• **GIVEN EXERCISE**: Copy out each line below that has the word "label" in it.

• **Collected data**:
BEGIN
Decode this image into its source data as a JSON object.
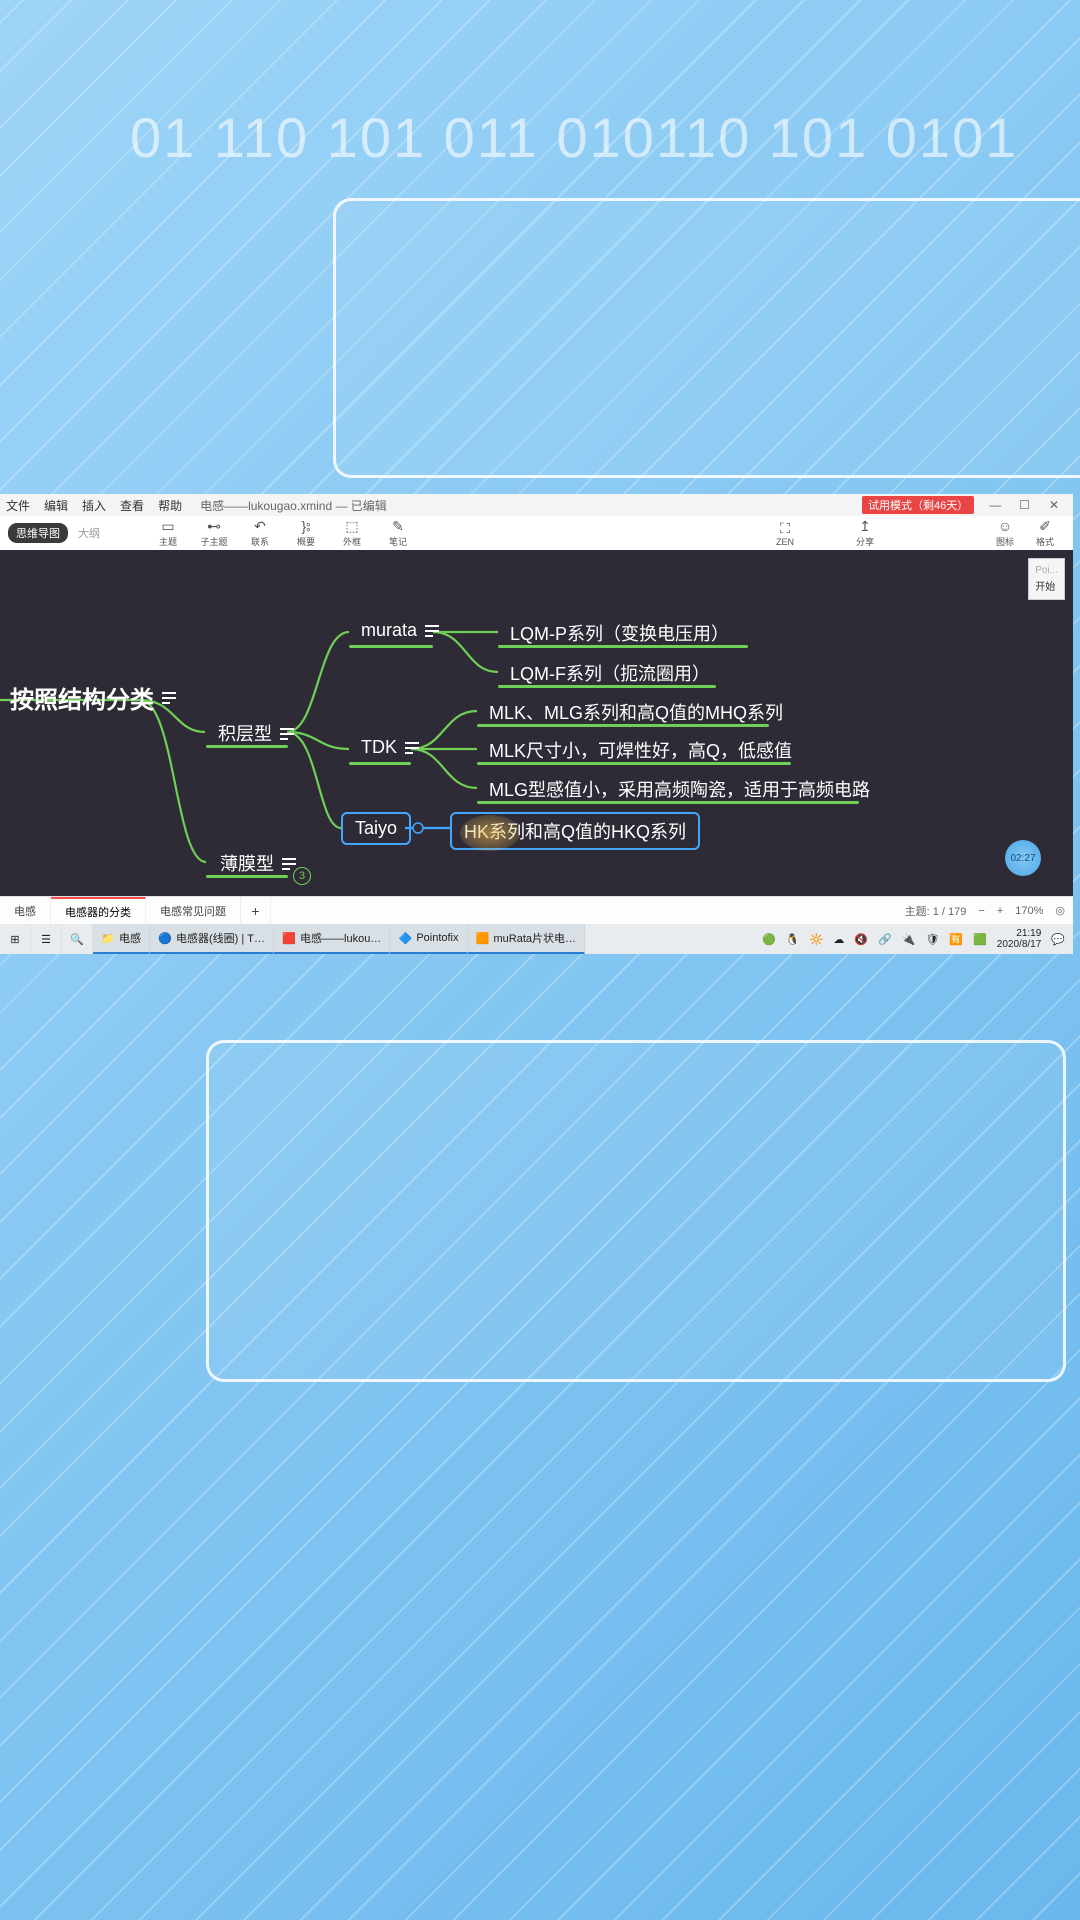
{
  "background": {
    "digits": "01  110   101   011   010110   101   0101"
  },
  "app": {
    "menus": [
      "文件",
      "编辑",
      "插入",
      "查看",
      "帮助"
    ],
    "file_badge": "电感——lukougao.xmind — 已编辑",
    "trial": "试用模式（剩46天）",
    "view_tabs": {
      "active": "思维导图",
      "inactive": "大纲"
    },
    "toolbar": {
      "topic": "主题",
      "subtopic": "子主题",
      "relation": "联系",
      "summary": "概要",
      "boundary": "外框",
      "note": "笔记",
      "zen": "ZEN",
      "share": "分享",
      "image": "图标",
      "style": "格式"
    },
    "start_box": {
      "line1": "Poi...",
      "line2": "开始"
    },
    "play_time": "02:27",
    "mindmap": {
      "root": "按照结构分类",
      "l1a": "积层型",
      "l1b": "薄膜型",
      "l1b_child_count": "3",
      "murata": "murata",
      "tdk": "TDK",
      "taiyo": "Taiyo",
      "lqmp": "LQM-P系列（变换电压用）",
      "lqmf": "LQM-F系列（扼流圈用）",
      "mlk1": "MLK、MLG系列和高Q值的MHQ系列",
      "mlk2": "MLK尺寸小，可焊性好，高Q，低感值",
      "mlg": "MLG型感值小，采用高频陶瓷，适用于高频电路",
      "hk": "HK系列和高Q值的HKQ系列"
    },
    "bottom_tabs": {
      "t1": "电感",
      "t2": "电感器的分类",
      "t3": "电感常见问题"
    },
    "status": {
      "topic": "主题: 1 / 179",
      "zoom": "170%"
    }
  },
  "taskbar": {
    "folder": "电感",
    "items": [
      {
        "ic": "🔵",
        "label": "电感器(线圈) | T…"
      },
      {
        "ic": "🟥",
        "label": "电感——lukou…"
      },
      {
        "ic": "🔷",
        "label": "Pointofix"
      },
      {
        "ic": "🟧",
        "label": "muRata片状电…"
      }
    ],
    "tray_icons": [
      "🟢",
      "🐧",
      "🔆",
      "☁",
      "🔇",
      "🔗",
      "🔌",
      "🛡",
      "🈶",
      "🟩"
    ],
    "clock": {
      "time": "21:19",
      "date": "2020/8/17"
    }
  }
}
END
• **ANSWER TO THIS EXERCISE**:
        "label": "电感器(线圈) | T…"
        "label": "电感——lukou…"
        "label": "Pointofix"
        "label": "muRata片状电…"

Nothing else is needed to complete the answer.